— Task input —
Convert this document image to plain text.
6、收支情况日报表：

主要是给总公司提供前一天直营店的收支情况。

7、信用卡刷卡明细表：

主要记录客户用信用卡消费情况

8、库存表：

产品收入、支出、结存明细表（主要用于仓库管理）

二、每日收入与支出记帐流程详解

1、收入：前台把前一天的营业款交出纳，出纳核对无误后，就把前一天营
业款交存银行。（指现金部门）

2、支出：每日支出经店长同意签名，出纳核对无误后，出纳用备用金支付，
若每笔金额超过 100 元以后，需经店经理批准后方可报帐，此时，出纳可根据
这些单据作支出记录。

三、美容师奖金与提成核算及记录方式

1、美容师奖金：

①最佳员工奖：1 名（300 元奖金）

— Set problem —
Find the lines above that include the string "出纳核对无误后" and copy them.

— Completed task —
1、收入：前台把前一天的营业款交出纳，出纳核对无误后，就把前一天营
2、支出：每日支出经店长同意签名，出纳核对无误后，出纳用备用金支付，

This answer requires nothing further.